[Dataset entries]
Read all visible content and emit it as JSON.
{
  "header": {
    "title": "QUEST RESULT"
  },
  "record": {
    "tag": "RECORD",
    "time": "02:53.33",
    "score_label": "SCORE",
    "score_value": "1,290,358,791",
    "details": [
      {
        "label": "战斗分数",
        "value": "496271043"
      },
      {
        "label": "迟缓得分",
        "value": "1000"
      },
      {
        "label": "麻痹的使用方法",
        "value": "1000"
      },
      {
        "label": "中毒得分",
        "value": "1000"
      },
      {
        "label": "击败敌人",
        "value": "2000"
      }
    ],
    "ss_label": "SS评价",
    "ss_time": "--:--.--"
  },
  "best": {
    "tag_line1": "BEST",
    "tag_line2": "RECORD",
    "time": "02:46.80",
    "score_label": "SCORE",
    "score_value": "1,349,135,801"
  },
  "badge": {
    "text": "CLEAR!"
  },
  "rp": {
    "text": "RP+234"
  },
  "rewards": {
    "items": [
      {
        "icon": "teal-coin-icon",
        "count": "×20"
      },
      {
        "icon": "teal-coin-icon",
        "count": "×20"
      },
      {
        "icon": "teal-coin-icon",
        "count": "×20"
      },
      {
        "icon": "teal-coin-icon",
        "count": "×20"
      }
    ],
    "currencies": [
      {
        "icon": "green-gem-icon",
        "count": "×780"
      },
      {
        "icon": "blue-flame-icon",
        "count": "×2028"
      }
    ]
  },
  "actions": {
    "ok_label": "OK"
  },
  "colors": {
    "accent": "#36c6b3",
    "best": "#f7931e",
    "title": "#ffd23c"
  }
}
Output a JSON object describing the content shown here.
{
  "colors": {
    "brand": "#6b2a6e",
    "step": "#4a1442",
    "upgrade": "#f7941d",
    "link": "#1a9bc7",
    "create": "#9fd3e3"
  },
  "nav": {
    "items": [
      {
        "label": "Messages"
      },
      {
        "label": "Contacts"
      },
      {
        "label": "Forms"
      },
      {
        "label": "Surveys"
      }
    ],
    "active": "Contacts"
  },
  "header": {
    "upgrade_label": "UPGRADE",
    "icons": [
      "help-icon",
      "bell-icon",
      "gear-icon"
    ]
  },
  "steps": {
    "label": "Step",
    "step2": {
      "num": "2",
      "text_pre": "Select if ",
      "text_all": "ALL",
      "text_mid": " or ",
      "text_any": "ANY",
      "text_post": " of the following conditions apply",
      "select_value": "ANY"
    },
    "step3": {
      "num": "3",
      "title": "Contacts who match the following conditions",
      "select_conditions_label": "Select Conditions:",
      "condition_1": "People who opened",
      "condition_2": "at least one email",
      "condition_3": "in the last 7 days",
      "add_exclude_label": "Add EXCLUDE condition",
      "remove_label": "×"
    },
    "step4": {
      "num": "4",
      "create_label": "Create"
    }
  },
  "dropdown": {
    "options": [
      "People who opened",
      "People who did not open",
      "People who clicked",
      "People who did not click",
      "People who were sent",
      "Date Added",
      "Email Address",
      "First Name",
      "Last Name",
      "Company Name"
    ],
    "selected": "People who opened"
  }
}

● **Instructions to follow**
Find the string "opened" in the records, then copy each line where it occurs.

● **Response**
      "condition_1": "People who opened",
      "People who opened",
    "selected": "People who opened"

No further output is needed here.